+++ Document text +++

Reposted from MindShift:
The first study, published Thursday in Child Development, found that the type of emotional support that a child receives during their her first three and a half years has an effect on education, social life and romantic relationships even 20 or 30 years later. Lee Raby, a psychologist and postdoctoral researcher at the University of Delaware collected from 243 people who participated in the Minnesota Longitudinal Study of Risk. All the participants were followed from birth until they turned 32. “Researchers went into these kids’ home at times. Other times they brought the children and their parents to the university and observed how they interacted with each other,” Raby said.
Of course, parental behavior in the early years is just one of many influences, and it’s not necessarily causing the benefits seen in the study. While tallying up the results, the researchers accounted for the participants’ socioeconomic status and the environment in which they grew up. Ultimately, they found that about 10 percent of someone’s academic achievement was correlated with the quality of their home life at age three. Later experiences, genetic factors and even chance explain their other 90 percent, Raby says.

+++

→ **Problem 1**
In the article on early childhood emotional support, what share of a person's academic achievement was correlated with the quality of their home life at age three?
→ **Problem 2**
Please translate this sentence from the article on early childhood emotional support into Spanish: "All the participants were followed from birth until they turned 32."
→ **Problem 3**
Carry on the article on early childhood emotional support, picking up after its final sentence.

+++ Material supplied +++

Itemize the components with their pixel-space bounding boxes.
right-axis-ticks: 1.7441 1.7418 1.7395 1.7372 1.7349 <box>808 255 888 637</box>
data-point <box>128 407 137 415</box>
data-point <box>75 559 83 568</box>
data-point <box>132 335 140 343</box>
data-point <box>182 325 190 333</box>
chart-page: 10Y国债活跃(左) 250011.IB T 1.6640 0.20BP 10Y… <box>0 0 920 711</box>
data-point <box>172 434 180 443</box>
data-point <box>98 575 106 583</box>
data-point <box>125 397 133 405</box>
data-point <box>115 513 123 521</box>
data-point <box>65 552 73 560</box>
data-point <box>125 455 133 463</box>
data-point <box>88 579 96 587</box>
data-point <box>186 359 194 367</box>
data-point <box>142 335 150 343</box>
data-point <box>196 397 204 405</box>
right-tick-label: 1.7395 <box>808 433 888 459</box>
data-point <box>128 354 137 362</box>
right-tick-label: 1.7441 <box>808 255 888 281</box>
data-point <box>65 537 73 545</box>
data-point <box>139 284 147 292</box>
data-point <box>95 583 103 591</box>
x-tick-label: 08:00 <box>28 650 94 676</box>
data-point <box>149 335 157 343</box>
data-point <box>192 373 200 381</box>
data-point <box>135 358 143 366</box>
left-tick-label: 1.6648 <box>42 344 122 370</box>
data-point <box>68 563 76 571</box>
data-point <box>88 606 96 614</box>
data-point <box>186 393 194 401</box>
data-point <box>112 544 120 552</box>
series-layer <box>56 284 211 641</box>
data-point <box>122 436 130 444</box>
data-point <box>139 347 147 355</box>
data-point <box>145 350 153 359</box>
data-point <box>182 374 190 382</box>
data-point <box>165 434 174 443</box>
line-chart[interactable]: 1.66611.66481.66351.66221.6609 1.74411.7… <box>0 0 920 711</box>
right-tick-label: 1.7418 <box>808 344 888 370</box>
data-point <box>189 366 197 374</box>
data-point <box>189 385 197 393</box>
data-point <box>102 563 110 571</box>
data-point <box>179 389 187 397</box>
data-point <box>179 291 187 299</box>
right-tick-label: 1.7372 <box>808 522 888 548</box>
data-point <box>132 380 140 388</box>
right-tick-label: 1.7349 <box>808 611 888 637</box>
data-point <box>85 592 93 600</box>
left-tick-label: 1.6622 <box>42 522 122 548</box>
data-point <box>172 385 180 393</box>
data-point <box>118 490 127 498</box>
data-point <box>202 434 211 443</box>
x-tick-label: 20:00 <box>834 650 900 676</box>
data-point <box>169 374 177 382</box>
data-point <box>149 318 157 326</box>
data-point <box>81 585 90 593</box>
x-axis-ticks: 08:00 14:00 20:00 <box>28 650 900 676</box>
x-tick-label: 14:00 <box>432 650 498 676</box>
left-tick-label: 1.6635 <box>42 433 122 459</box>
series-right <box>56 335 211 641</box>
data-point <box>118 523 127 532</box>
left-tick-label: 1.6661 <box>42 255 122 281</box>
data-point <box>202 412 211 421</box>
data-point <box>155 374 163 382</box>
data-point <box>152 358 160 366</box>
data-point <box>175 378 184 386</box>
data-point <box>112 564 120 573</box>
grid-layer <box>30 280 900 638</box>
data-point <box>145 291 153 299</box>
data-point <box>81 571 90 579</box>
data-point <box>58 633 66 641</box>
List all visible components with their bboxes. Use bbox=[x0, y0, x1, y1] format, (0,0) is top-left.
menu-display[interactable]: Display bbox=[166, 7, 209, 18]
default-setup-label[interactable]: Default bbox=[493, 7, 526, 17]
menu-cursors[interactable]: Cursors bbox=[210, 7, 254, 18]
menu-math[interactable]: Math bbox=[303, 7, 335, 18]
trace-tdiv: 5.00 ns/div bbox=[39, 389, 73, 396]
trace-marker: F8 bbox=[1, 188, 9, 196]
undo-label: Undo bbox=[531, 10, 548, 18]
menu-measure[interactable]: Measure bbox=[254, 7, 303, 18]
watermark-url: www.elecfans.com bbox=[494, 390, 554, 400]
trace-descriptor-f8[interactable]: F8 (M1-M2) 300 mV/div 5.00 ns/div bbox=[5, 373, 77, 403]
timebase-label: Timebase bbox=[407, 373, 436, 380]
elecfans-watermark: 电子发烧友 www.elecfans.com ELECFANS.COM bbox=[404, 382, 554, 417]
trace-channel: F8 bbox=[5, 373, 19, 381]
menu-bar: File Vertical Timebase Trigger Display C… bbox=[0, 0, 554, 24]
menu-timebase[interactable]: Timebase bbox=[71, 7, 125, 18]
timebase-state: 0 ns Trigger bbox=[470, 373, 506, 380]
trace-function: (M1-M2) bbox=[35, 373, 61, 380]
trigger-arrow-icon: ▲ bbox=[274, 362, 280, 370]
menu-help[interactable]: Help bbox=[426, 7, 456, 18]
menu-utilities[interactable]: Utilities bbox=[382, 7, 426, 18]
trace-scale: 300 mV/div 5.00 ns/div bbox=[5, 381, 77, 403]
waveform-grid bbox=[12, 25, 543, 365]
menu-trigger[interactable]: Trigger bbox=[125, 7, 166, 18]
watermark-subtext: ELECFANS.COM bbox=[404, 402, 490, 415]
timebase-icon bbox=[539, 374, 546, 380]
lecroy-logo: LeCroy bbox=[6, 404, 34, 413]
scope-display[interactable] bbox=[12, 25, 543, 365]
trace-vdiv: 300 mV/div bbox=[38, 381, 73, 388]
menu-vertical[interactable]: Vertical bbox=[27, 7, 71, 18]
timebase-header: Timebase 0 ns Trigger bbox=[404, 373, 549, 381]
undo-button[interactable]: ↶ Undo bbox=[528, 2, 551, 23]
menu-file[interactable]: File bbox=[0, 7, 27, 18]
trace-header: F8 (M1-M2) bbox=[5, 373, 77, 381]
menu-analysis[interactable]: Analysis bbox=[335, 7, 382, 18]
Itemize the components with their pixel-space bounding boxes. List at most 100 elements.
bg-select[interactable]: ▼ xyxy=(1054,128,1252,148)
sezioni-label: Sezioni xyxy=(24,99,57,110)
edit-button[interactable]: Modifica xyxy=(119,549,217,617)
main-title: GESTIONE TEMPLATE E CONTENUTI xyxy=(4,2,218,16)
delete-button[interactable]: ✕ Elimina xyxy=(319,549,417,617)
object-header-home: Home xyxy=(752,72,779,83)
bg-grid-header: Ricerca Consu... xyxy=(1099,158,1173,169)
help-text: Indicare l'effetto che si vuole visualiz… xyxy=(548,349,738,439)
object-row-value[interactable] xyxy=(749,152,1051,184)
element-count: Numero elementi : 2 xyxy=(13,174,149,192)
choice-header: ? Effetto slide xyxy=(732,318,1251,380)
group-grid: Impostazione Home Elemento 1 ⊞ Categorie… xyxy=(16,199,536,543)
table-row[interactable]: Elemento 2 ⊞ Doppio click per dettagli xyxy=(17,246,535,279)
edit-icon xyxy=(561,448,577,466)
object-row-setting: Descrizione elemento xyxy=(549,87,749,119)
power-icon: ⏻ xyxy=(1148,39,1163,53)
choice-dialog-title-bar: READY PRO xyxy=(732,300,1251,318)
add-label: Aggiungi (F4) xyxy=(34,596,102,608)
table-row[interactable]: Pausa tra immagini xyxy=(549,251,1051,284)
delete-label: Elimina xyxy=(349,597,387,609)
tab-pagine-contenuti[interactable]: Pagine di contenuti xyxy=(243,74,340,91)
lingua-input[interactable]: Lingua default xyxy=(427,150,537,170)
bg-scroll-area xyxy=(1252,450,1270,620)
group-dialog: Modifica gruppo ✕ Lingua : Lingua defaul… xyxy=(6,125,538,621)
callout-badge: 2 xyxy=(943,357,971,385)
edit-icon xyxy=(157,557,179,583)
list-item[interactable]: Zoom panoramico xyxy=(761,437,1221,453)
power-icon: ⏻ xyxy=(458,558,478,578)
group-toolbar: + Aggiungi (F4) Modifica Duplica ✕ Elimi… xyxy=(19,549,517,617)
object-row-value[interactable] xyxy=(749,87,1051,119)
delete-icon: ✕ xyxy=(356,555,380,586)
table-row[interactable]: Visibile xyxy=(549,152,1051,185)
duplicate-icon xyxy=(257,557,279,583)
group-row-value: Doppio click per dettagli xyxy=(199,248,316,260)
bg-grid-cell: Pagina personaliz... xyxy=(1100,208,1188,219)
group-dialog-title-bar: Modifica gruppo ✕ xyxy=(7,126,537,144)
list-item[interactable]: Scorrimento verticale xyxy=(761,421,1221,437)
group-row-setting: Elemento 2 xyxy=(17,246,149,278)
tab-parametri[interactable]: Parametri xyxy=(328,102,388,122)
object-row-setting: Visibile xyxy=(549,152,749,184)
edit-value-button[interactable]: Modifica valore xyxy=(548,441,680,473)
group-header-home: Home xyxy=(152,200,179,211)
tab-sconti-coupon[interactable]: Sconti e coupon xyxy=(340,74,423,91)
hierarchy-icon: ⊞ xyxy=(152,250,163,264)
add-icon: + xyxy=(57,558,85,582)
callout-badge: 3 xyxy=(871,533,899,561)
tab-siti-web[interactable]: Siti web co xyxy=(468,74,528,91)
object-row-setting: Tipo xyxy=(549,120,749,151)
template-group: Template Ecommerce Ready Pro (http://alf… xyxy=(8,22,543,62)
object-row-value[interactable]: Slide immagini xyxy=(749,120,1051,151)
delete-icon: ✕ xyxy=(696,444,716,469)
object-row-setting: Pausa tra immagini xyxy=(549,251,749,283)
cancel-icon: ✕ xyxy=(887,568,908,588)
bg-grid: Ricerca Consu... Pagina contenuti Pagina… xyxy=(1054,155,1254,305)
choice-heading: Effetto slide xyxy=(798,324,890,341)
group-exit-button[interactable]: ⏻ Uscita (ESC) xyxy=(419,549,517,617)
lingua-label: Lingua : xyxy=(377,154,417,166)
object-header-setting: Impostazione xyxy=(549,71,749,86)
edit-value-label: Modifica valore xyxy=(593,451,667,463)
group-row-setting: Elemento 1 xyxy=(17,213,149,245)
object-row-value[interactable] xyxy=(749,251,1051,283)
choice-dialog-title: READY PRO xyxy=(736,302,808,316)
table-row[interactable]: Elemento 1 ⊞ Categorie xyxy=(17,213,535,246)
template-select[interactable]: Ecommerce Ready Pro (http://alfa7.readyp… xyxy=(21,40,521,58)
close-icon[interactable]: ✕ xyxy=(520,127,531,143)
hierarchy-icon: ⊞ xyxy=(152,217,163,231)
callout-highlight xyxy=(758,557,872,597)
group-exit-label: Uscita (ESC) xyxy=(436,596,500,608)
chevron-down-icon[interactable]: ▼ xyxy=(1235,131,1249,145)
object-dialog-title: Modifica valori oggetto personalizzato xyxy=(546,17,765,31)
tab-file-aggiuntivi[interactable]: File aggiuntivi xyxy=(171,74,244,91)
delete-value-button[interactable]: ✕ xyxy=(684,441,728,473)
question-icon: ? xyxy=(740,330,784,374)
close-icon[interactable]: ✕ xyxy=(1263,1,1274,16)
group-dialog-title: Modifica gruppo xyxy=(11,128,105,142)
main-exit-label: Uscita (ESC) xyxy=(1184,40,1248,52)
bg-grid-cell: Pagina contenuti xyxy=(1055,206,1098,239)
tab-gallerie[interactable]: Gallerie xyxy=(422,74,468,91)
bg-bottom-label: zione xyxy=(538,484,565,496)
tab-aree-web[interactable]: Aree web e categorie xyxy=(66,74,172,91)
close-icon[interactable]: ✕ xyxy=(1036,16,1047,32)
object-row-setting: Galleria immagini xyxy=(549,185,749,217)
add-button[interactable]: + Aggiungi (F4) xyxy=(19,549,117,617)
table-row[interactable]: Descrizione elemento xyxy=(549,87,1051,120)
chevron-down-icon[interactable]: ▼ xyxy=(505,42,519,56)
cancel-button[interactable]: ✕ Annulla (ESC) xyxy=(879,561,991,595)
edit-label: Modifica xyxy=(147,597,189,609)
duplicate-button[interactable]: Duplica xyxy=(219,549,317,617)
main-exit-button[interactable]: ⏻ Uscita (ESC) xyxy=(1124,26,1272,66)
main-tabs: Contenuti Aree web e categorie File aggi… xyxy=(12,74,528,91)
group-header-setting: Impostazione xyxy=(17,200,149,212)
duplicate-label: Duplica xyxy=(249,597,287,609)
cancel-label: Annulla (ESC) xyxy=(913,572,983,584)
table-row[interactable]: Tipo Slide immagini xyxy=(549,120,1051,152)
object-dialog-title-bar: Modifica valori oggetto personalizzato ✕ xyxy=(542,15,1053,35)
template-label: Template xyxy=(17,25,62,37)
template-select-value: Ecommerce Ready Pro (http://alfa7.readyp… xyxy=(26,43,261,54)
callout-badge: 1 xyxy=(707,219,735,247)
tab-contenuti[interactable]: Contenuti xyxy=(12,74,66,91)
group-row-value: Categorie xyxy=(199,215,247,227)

+++

→ **Answer area 1**
About 10 percent.

→ **Answer area 2**
Todos los participantes fueron seguidos desde su nacimiento hasta que cumplieron 32 años.

→ **Answer area 3**
A second study, also published in Child Development, found that children’s early responses to experience help predict whether or not they end up developing social anxiety disorder as teenagers — but only for those who were especially sensitive and distrustful as babies. For this study, researchers from the University of Maryland observed how 165 babies interacted with their parents. When separated from their parents, some got upset but quickly recovered when they were reunited. Other babies had a harder time trusting their parents after a brief separation, and they weren’t able to calm down after being reunited. Those extra-sensitive babies were more likely to report feeling anxious socializing and attending parties as teenagers.